● **Data for the task**:
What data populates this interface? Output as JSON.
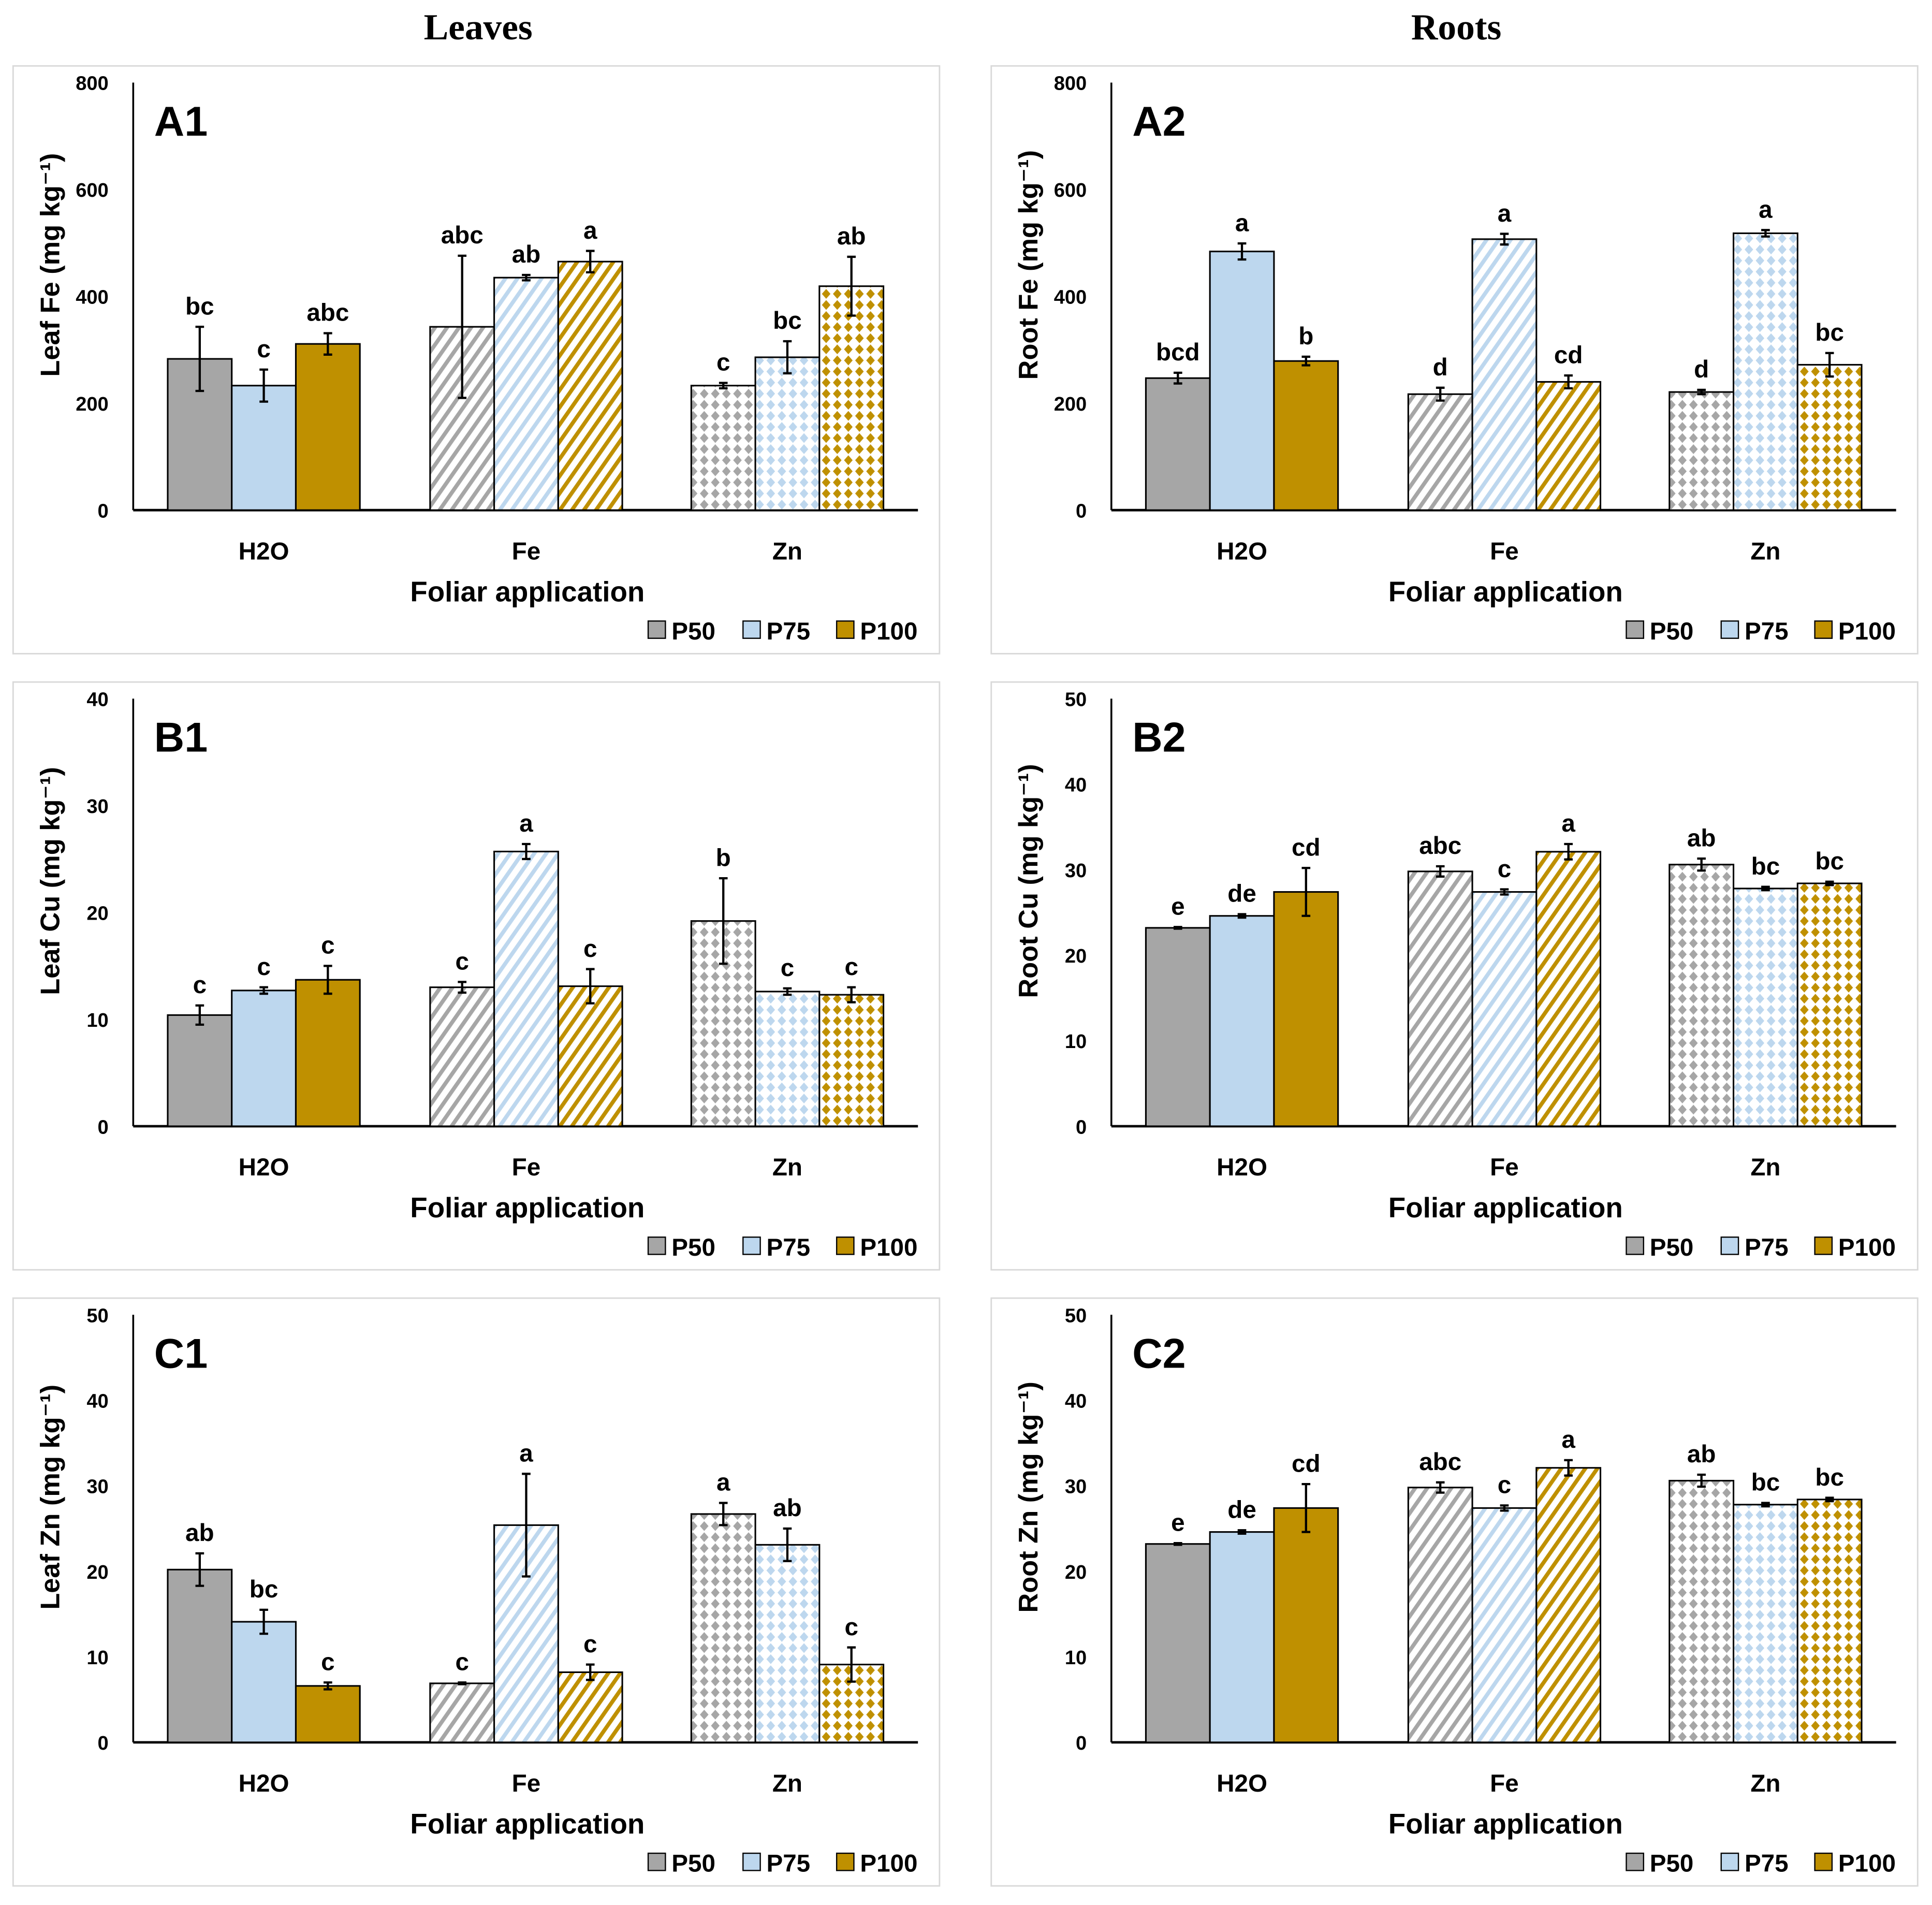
{
  "column_titles": [
    "Leaves",
    "Roots"
  ],
  "colors": {
    "P50": "#a6a6a6",
    "P75": "#bdd7ee",
    "P100": "#bf9000"
  },
  "chart_data": [
    {
      "id": "A1",
      "type": "bar",
      "panel_label": "A1",
      "xlabel": "Foliar application",
      "ylabel": "Leaf Fe (mg kg⁻¹)",
      "ylim": [
        0,
        800
      ],
      "yticks": [
        "0",
        "200",
        "400",
        "600",
        "800"
      ],
      "categories": [
        "H2O",
        "Fe",
        "Zn"
      ],
      "legend": [
        "P50",
        "P75",
        "P100"
      ],
      "legend_position": "bottom-right",
      "series": [
        {
          "name": "P50",
          "values": [
            283,
            343,
            233
          ],
          "errors": [
            60,
            133,
            5
          ],
          "letters": [
            "bc",
            "abc",
            "c"
          ]
        },
        {
          "name": "P75",
          "values": [
            233,
            435,
            286
          ],
          "errors": [
            30,
            5,
            30
          ],
          "letters": [
            "c",
            "ab",
            "bc"
          ]
        },
        {
          "name": "P100",
          "values": [
            311,
            465,
            419
          ],
          "errors": [
            20,
            20,
            55
          ],
          "letters": [
            "abc",
            "a",
            "ab"
          ]
        }
      ]
    },
    {
      "id": "A2",
      "type": "bar",
      "panel_label": "A2",
      "xlabel": "Foliar application",
      "ylabel": "Root Fe (mg kg⁻¹)",
      "ylim": [
        0,
        800
      ],
      "yticks": [
        "0",
        "200",
        "400",
        "600",
        "800"
      ],
      "categories": [
        "H2O",
        "Fe",
        "Zn"
      ],
      "legend": [
        "P50",
        "P75",
        "P100"
      ],
      "legend_position": "bottom-right",
      "series": [
        {
          "name": "P50",
          "values": [
            247,
            217,
            221
          ],
          "errors": [
            10,
            12,
            4
          ],
          "letters": [
            "bcd",
            "d",
            "d"
          ]
        },
        {
          "name": "P75",
          "values": [
            484,
            507,
            518
          ],
          "errors": [
            15,
            10,
            6
          ],
          "letters": [
            "a",
            "a",
            "a"
          ]
        },
        {
          "name": "P100",
          "values": [
            279,
            240,
            272
          ],
          "errors": [
            8,
            12,
            22
          ],
          "letters": [
            "b",
            "cd",
            "bc"
          ]
        }
      ]
    },
    {
      "id": "B1",
      "type": "bar",
      "panel_label": "B1",
      "xlabel": "Foliar application",
      "ylabel": "Leaf Cu (mg kg⁻¹)",
      "ylim": [
        0,
        40
      ],
      "yticks": [
        "0",
        "10",
        "20",
        "30",
        "40"
      ],
      "categories": [
        "H2O",
        "Fe",
        "Zn"
      ],
      "legend": [
        "P50",
        "P75",
        "P100"
      ],
      "legend_position": "bottom-right",
      "series": [
        {
          "name": "P50",
          "values": [
            10.4,
            13.0,
            19.2
          ],
          "errors": [
            0.9,
            0.5,
            4.0
          ],
          "letters": [
            "c",
            "c",
            "b"
          ]
        },
        {
          "name": "P75",
          "values": [
            12.7,
            25.7,
            12.6
          ],
          "errors": [
            0.3,
            0.7,
            0.3
          ],
          "letters": [
            "c",
            "a",
            "c"
          ]
        },
        {
          "name": "P100",
          "values": [
            13.7,
            13.1,
            12.3
          ],
          "errors": [
            1.3,
            1.6,
            0.7
          ],
          "letters": [
            "c",
            "c",
            "c"
          ]
        }
      ]
    },
    {
      "id": "B2",
      "type": "bar",
      "panel_label": "B2",
      "xlabel": "Foliar application",
      "ylabel": "Root Cu (mg kg⁻¹)",
      "ylim": [
        0,
        50
      ],
      "yticks": [
        "0",
        "10",
        "20",
        "30",
        "40",
        "50"
      ],
      "categories": [
        "H2O",
        "Fe",
        "Zn"
      ],
      "legend": [
        "P50",
        "P75",
        "P100"
      ],
      "legend_position": "bottom-right",
      "series": [
        {
          "name": "P50",
          "values": [
            23.2,
            29.8,
            30.6
          ],
          "errors": [
            0.1,
            0.6,
            0.7
          ],
          "letters": [
            "e",
            "abc",
            "ab"
          ]
        },
        {
          "name": "P75",
          "values": [
            24.6,
            27.4,
            27.8
          ],
          "errors": [
            0.2,
            0.3,
            0.2
          ],
          "letters": [
            "de",
            "c",
            "bc"
          ]
        },
        {
          "name": "P100",
          "values": [
            27.4,
            32.1,
            28.4
          ],
          "errors": [
            2.8,
            0.9,
            0.2
          ],
          "letters": [
            "cd",
            "a",
            "bc"
          ]
        }
      ]
    },
    {
      "id": "C1",
      "type": "bar",
      "panel_label": "C1",
      "xlabel": "Foliar application",
      "ylabel": "Leaf Zn (mg kg⁻¹)",
      "ylim": [
        0,
        50
      ],
      "yticks": [
        "0",
        "10",
        "20",
        "30",
        "40",
        "50"
      ],
      "categories": [
        "H2O",
        "Fe",
        "Zn"
      ],
      "legend": [
        "P50",
        "P75",
        "P100"
      ],
      "legend_position": "bottom-right",
      "series": [
        {
          "name": "P50",
          "values": [
            20.2,
            6.9,
            26.7
          ],
          "errors": [
            1.9,
            0.1,
            1.3
          ],
          "letters": [
            "ab",
            "c",
            "a"
          ]
        },
        {
          "name": "P75",
          "values": [
            14.1,
            25.4,
            23.1
          ],
          "errors": [
            1.4,
            6.0,
            1.9
          ],
          "letters": [
            "bc",
            "a",
            "ab"
          ]
        },
        {
          "name": "P100",
          "values": [
            6.6,
            8.2,
            9.1
          ],
          "errors": [
            0.4,
            0.9,
            2.0
          ],
          "letters": [
            "c",
            "c",
            "c"
          ]
        }
      ]
    },
    {
      "id": "C2",
      "type": "bar",
      "panel_label": "C2",
      "xlabel": "Foliar application",
      "ylabel": "Root Zn (mg kg⁻¹)",
      "ylim": [
        0,
        50
      ],
      "yticks": [
        "0",
        "10",
        "20",
        "30",
        "40",
        "50"
      ],
      "categories": [
        "H2O",
        "Fe",
        "Zn"
      ],
      "legend": [
        "P50",
        "P75",
        "P100"
      ],
      "legend_position": "bottom-right",
      "series": [
        {
          "name": "P50",
          "values": [
            23.2,
            29.8,
            30.6
          ],
          "errors": [
            0.1,
            0.6,
            0.7
          ],
          "letters": [
            "e",
            "abc",
            "ab"
          ]
        },
        {
          "name": "P75",
          "values": [
            24.6,
            27.4,
            27.8
          ],
          "errors": [
            0.2,
            0.3,
            0.2
          ],
          "letters": [
            "de",
            "c",
            "bc"
          ]
        },
        {
          "name": "P100",
          "values": [
            27.4,
            32.1,
            28.4
          ],
          "errors": [
            2.8,
            0.9,
            0.2
          ],
          "letters": [
            "cd",
            "a",
            "bc"
          ]
        }
      ]
    }
  ]
}
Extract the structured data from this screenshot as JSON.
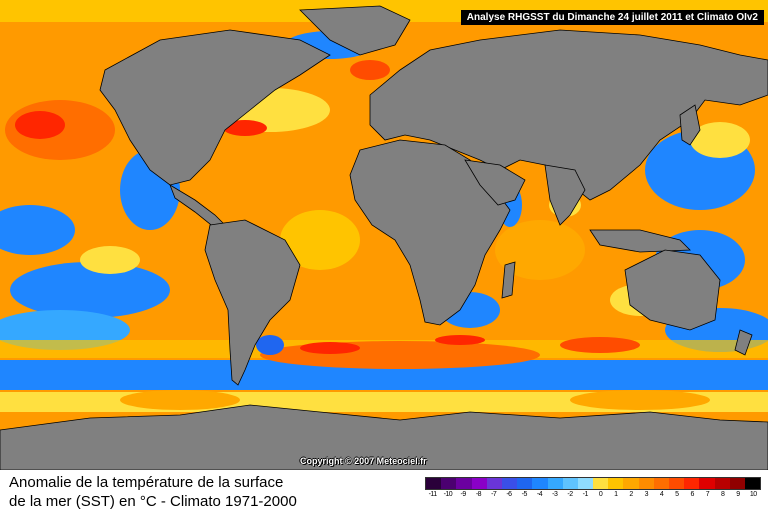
{
  "map": {
    "banner": "Analyse RHGSST  du Dimanche 24 juillet 2011 et Climato OIv2",
    "copyright": "Copyright © 2007 Meteociel.fr"
  },
  "footer": {
    "title_line1": "Anomalie de la température de la surface",
    "title_line2": "de la mer (SST) en °C - Climato 1971-2000"
  },
  "legend": {
    "colors": [
      "#2a003a",
      "#4b0070",
      "#6b00a0",
      "#8a00c8",
      "#6a35d8",
      "#3a4fe8",
      "#1f66f0",
      "#1f86ff",
      "#35a8ff",
      "#5fc3ff",
      "#8fdcff",
      "#ffe040",
      "#ffc400",
      "#ffa800",
      "#ff8c00",
      "#ff6e00",
      "#ff4c00",
      "#ff2600",
      "#e00000",
      "#b80000",
      "#900000",
      "#000000"
    ],
    "labels": [
      "-11",
      "-10",
      "-9",
      "-8",
      "-7",
      "-6",
      "-5",
      "-4",
      "-3",
      "-2",
      "-1",
      "0",
      "1",
      "2",
      "3",
      "4",
      "5",
      "6",
      "7",
      "8",
      "9",
      "10"
    ]
  },
  "palette": {
    "land": "#808080",
    "border": "#000000",
    "ocean_warm": "#ff9a00",
    "ocean_cool": "#1f86ff",
    "ocean_cold": "#1f66f0",
    "ocean_near": "#ffe040",
    "hot": "#ff2600"
  }
}
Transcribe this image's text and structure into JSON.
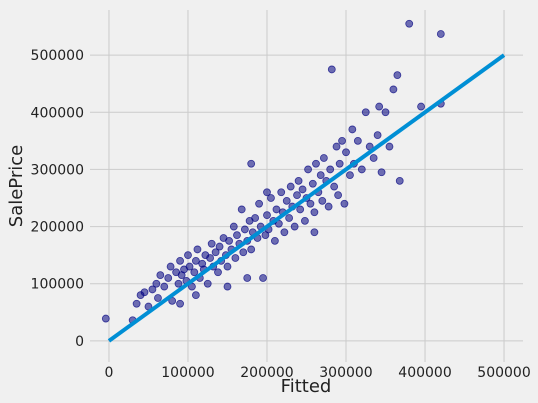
{
  "chart_data": {
    "type": "scatter",
    "x_label": "Fitted",
    "y_label": "SalePrice",
    "xlim": [
      -24000,
      524000
    ],
    "ylim": [
      -37000,
      579000
    ],
    "xticks": [
      0,
      100000,
      200000,
      300000,
      400000,
      500000
    ],
    "yticks": [
      0,
      100000,
      200000,
      300000,
      400000,
      500000
    ],
    "grid": true,
    "color": "#000080",
    "x": [
      -4000,
      30000,
      35000,
      40000,
      45000,
      50000,
      55000,
      60000,
      62000,
      65000,
      70000,
      75000,
      78000,
      80000,
      85000,
      88000,
      90000,
      92000,
      95000,
      98000,
      100000,
      102000,
      105000,
      108000,
      110000,
      112000,
      115000,
      118000,
      120000,
      122000,
      125000,
      128000,
      130000,
      132000,
      135000,
      138000,
      140000,
      142000,
      145000,
      148000,
      150000,
      152000,
      155000,
      158000,
      160000,
      162000,
      165000,
      168000,
      170000,
      172000,
      175000,
      178000,
      180000,
      182000,
      185000,
      188000,
      190000,
      192000,
      195000,
      198000,
      200000,
      202000,
      205000,
      208000,
      210000,
      212000,
      215000,
      218000,
      220000,
      222000,
      225000,
      228000,
      230000,
      232000,
      235000,
      238000,
      240000,
      242000,
      245000,
      248000,
      250000,
      252000,
      255000,
      258000,
      260000,
      262000,
      265000,
      268000,
      270000,
      272000,
      275000,
      278000,
      280000,
      282000,
      285000,
      288000,
      290000,
      292000,
      295000,
      298000,
      300000,
      305000,
      308000,
      310000,
      315000,
      320000,
      325000,
      330000,
      335000,
      340000,
      342000,
      345000,
      350000,
      355000,
      360000,
      365000,
      368000,
      380000,
      395000,
      420000,
      420000,
      180000,
      175000,
      110000,
      90000,
      260000,
      150000,
      200000
    ],
    "values": [
      39000,
      36000,
      65000,
      80000,
      85000,
      60000,
      90000,
      100000,
      75000,
      115000,
      95000,
      110000,
      130000,
      70000,
      120000,
      100000,
      140000,
      115000,
      125000,
      105000,
      150000,
      130000,
      95000,
      120000,
      140000,
      160000,
      110000,
      135000,
      125000,
      150000,
      100000,
      145000,
      170000,
      130000,
      155000,
      120000,
      165000,
      140000,
      180000,
      150000,
      130000,
      175000,
      160000,
      200000,
      145000,
      185000,
      170000,
      230000,
      155000,
      195000,
      175000,
      210000,
      160000,
      190000,
      215000,
      180000,
      240000,
      200000,
      110000,
      185000,
      220000,
      195000,
      250000,
      210000,
      175000,
      230000,
      205000,
      260000,
      225000,
      190000,
      245000,
      215000,
      270000,
      235000,
      200000,
      255000,
      280000,
      230000,
      265000,
      210000,
      250000,
      300000,
      240000,
      275000,
      225000,
      310000,
      260000,
      290000,
      245000,
      320000,
      280000,
      235000,
      300000,
      475000,
      270000,
      340000,
      255000,
      310000,
      350000,
      240000,
      330000,
      290000,
      370000,
      310000,
      350000,
      300000,
      400000,
      340000,
      320000,
      360000,
      410000,
      295000,
      400000,
      340000,
      440000,
      465000,
      280000,
      555000,
      410000,
      415000,
      537000,
      310000,
      110000,
      80000,
      65000,
      190000,
      95000,
      260000
    ],
    "line": {
      "x": [
        0,
        500000
      ],
      "values": [
        0,
        500000
      ],
      "color": "#008fd5"
    }
  }
}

● **To be done**: Search the lines for the string "Climato" and copy every line that has it.

● **Output for this exercise**:
    "banner": "Analyse RHGSST  du Dimanche 24 juillet 2011 et Climato OIv2",
    "title_line2": "de la mer (SST) en °C - Climato 1971-2000"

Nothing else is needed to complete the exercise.